ENTRIES PROVIDED ▸
★ ★ ★ ★

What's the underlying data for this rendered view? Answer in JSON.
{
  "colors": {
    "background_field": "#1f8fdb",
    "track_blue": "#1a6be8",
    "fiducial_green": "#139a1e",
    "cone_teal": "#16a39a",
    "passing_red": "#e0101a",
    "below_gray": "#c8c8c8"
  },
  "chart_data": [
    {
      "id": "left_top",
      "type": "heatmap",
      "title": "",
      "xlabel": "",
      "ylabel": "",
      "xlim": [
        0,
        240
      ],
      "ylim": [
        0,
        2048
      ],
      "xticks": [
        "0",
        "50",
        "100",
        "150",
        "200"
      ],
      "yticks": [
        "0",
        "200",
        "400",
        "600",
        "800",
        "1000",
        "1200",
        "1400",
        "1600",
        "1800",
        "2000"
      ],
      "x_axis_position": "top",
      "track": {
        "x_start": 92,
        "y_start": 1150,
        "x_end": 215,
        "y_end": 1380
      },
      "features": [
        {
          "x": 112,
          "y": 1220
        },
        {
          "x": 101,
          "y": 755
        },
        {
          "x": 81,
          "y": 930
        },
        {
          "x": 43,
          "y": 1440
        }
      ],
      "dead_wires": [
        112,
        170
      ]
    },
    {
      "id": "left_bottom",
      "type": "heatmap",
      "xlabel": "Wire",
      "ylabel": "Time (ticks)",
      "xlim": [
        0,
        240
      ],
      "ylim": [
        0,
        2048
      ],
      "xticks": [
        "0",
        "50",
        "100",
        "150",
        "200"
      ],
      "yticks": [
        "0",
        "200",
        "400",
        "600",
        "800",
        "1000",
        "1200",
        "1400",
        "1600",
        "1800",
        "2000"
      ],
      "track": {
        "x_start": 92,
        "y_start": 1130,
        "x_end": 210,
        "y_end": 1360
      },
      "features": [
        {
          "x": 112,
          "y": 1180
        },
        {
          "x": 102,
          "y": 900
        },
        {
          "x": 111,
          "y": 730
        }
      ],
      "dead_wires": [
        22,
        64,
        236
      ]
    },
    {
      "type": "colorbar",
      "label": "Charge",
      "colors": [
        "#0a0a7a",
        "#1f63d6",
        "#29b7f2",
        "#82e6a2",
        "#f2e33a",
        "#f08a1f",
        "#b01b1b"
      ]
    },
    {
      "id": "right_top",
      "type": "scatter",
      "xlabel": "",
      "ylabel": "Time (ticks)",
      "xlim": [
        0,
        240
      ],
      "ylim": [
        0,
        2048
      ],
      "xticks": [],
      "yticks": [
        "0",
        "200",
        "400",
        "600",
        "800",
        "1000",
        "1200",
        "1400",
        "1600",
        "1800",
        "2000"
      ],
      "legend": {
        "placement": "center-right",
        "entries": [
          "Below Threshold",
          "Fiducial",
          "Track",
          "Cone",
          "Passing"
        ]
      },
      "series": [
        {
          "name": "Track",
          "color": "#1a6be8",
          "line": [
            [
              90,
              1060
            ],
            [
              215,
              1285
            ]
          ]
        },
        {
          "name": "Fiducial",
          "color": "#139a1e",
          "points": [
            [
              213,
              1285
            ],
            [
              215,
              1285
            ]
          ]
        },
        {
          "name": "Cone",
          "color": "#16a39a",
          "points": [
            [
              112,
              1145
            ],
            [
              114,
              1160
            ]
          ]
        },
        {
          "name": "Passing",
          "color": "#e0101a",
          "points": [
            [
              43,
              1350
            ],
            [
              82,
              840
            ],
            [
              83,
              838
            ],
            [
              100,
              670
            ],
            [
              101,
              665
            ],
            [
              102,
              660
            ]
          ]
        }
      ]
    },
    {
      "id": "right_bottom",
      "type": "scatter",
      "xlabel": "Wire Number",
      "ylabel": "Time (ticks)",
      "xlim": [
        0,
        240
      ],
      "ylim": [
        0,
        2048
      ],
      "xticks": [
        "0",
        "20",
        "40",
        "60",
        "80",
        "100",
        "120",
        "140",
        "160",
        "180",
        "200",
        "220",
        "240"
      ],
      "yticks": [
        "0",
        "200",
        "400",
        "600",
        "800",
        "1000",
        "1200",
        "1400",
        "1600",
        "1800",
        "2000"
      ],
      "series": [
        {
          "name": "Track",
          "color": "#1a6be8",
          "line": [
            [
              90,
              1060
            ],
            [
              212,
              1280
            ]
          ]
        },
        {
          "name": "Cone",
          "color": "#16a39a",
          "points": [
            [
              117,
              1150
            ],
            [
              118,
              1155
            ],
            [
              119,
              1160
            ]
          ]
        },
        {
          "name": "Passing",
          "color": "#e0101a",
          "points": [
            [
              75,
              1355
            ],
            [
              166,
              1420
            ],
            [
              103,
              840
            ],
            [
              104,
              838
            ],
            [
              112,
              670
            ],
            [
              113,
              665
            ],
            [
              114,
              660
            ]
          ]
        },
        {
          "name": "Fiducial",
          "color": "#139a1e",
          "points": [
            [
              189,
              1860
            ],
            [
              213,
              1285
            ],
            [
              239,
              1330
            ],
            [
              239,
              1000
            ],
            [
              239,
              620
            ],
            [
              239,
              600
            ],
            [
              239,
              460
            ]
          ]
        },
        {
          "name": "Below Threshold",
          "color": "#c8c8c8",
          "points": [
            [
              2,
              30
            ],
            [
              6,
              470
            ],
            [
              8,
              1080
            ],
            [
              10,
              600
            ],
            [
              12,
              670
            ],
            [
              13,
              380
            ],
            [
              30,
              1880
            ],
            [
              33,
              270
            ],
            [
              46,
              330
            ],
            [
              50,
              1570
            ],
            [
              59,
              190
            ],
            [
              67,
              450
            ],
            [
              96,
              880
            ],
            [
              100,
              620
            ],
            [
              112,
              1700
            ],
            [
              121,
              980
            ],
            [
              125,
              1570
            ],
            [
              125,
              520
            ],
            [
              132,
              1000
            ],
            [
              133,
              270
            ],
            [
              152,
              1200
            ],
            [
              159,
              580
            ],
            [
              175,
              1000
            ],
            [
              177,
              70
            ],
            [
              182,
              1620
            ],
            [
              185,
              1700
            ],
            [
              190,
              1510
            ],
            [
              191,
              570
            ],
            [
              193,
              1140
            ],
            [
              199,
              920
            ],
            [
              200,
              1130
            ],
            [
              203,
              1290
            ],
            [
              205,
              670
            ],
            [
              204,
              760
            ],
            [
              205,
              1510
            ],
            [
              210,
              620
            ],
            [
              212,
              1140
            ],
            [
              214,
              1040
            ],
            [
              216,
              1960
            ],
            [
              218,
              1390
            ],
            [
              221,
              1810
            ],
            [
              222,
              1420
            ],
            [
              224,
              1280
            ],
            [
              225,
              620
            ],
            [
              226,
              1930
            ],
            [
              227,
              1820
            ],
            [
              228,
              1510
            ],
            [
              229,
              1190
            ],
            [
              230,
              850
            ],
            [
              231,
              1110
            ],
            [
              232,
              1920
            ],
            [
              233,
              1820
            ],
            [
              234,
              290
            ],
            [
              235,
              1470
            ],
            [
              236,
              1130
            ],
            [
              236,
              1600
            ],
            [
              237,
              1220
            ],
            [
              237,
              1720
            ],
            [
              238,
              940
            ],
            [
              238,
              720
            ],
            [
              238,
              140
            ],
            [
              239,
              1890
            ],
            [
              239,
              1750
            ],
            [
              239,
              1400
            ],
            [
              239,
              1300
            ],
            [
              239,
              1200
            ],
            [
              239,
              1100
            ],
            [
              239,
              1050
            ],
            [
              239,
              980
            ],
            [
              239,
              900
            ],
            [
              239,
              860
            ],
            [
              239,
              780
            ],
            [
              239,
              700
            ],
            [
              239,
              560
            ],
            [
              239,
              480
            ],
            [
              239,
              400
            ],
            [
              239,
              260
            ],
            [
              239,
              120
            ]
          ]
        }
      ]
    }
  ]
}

★ ★ ★ ★

GOAL OF THE EXERCISE ▸ From the data above, gather every line that includes the word "Threshold".

ANSWER TO THE PROBLEM ▸
          "Below Threshold",
          "name": "Below Threshold",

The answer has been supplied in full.